◆ **EXERCISE REQUIREMENTS**: Restate every entry word for word.

## BEGIN

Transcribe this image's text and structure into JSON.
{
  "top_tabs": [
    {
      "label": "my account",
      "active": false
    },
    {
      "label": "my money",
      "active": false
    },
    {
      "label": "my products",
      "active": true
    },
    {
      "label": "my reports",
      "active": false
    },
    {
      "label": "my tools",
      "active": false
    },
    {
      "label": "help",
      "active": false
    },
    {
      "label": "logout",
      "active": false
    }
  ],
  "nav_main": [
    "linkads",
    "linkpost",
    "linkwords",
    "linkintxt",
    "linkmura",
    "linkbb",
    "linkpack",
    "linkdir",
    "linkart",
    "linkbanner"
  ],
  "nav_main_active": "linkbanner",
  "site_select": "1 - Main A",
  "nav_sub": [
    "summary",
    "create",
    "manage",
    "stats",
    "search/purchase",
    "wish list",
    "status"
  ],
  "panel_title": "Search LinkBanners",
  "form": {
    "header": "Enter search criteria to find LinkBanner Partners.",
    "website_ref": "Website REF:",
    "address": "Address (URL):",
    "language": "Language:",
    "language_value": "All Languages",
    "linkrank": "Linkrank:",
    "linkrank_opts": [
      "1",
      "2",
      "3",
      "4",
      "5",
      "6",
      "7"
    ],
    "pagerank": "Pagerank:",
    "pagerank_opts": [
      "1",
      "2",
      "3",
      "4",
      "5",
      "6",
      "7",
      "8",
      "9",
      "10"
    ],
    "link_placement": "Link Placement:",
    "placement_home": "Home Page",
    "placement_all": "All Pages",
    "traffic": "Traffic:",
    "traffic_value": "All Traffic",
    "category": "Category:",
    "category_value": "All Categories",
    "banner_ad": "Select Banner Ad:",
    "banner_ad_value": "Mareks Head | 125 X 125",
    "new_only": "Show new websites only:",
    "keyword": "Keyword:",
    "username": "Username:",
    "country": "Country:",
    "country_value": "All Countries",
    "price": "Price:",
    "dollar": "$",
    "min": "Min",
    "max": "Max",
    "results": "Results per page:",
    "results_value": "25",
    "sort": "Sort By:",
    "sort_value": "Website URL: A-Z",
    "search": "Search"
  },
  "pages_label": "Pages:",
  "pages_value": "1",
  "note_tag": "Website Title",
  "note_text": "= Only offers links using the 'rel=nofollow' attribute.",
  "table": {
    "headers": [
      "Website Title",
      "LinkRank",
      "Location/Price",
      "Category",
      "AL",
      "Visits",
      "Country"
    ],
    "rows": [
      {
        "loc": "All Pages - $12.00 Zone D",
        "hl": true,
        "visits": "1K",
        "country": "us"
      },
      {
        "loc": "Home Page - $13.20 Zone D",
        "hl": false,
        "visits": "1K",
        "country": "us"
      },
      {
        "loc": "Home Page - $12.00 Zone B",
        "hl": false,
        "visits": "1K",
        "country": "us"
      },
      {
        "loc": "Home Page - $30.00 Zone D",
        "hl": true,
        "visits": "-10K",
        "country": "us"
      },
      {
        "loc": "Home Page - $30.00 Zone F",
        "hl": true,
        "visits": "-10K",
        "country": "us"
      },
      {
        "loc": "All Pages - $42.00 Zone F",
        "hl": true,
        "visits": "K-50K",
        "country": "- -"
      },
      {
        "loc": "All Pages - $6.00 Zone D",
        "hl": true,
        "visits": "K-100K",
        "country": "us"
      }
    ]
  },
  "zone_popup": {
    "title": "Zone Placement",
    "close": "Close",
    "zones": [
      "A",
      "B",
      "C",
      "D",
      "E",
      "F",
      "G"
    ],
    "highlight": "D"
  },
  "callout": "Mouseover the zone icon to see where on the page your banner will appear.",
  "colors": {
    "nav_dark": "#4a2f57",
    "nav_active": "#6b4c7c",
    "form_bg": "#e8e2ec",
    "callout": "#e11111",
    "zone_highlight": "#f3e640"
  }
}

## END

◆ **SOLUTION TO THIS EXERCISE**:
Transcribe this image's text and structure into JSON.
{
  "top_tabs": [
    {
      "label": "my account",
      "active": false
    },
    {
      "label": "my money",
      "active": false
    },
    {
      "label": "my products",
      "active": true
    },
    {
      "label": "my reports",
      "active": false
    },
    {
      "label": "my tools",
      "active": false
    },
    {
      "label": "help",
      "active": false
    },
    {
      "label": "logout",
      "active": false
    }
  ],
  "nav_main": [
    "linkads",
    "linkpost",
    "linkwords",
    "linkintxt",
    "linkmura",
    "linkbb",
    "linkpack",
    "linkdir",
    "linkart",
    "linkbanner"
  ],
  "nav_main_active": "linkbanner",
  "site_select": "1 - Main A",
  "nav_sub": [
    "summary",
    "create",
    "manage",
    "stats",
    "search/purchase",
    "wish list",
    "status"
  ],
  "panel_title": "Search LinkBanners",
  "form": {
    "header": "Enter search criteria to find LinkBanner Partners.",
    "website_ref": "Website REF:",
    "address": "Address (URL):",
    "language": "Language:",
    "language_value": "All Languages",
    "linkrank": "Linkrank:",
    "linkrank_opts": [
      "1",
      "2",
      "3",
      "4",
      "5",
      "6",
      "7"
    ],
    "pagerank": "Pagerank:",
    "pagerank_opts": [
      "1",
      "2",
      "3",
      "4",
      "5",
      "6",
      "7",
      "8",
      "9",
      "10"
    ],
    "link_placement": "Link Placement:",
    "placement_home": "Home Page",
    "placement_all": "All Pages",
    "traffic": "Traffic:",
    "traffic_value": "All Traffic",
    "category": "Category:",
    "category_value": "All Categories",
    "banner_ad": "Select Banner Ad:",
    "banner_ad_value": "Mareks Head | 125 X 125",
    "new_only": "Show new websites only:",
    "keyword": "Keyword:",
    "username": "Username:",
    "country": "Country:",
    "country_value": "All Countries",
    "price": "Price:",
    "dollar": "$",
    "min": "Min",
    "max": "Max",
    "results": "Results per page:",
    "results_value": "25",
    "sort": "Sort By:",
    "sort_value": "Website URL: A-Z",
    "search": "Search"
  },
  "pages_label": "Pages:",
  "pages_value": "1",
  "note_tag": "Website Title",
  "note_text": "= Only offers links using the 'rel=nofollow' attribute.",
  "table": {
    "headers": [
      "Website Title",
      "LinkRank",
      "Location/Price",
      "Category",
      "AL",
      "Visits",
      "Country"
    ],
    "rows": [
      {
        "loc": "All Pages - $12.00 Zone D",
        "hl": true,
        "visits": "1K",
        "country": "us"
      },
      {
        "loc": "Home Page - $13.20 Zone D",
        "hl": false,
        "visits": "1K",
        "country": "us"
      },
      {
        "loc": "Home Page - $12.00 Zone B",
        "hl": false,
        "visits": "1K",
        "country": "us"
      },
      {
        "loc": "Home Page - $30.00 Zone D",
        "hl": true,
        "visits": "-10K",
        "country": "us"
      },
      {
        "loc": "Home Page - $30.00 Zone F",
        "hl": true,
        "visits": "-10K",
        "country": "us"
      },
      {
        "loc": "All Pages - $42.00 Zone F",
        "hl": true,
        "visits": "K-50K",
        "country": "- -"
      },
      {
        "loc": "All Pages - $6.00 Zone D",
        "hl": true,
        "visits": "K-100K",
        "country": "us"
      }
    ]
  },
  "zone_popup": {
    "title": "Zone Placement",
    "close": "Close",
    "zones": [
      "A",
      "B",
      "C",
      "D",
      "E",
      "F",
      "G"
    ],
    "highlight": "D"
  },
  "callout": "Mouseover the zone icon to see where on the page your banner will appear.",
  "colors": {
    "nav_dark": "#4a2f57",
    "nav_active": "#6b4c7c",
    "form_bg": "#e8e2ec",
    "callout": "#e11111",
    "zone_highlight": "#f3e640"
  }
}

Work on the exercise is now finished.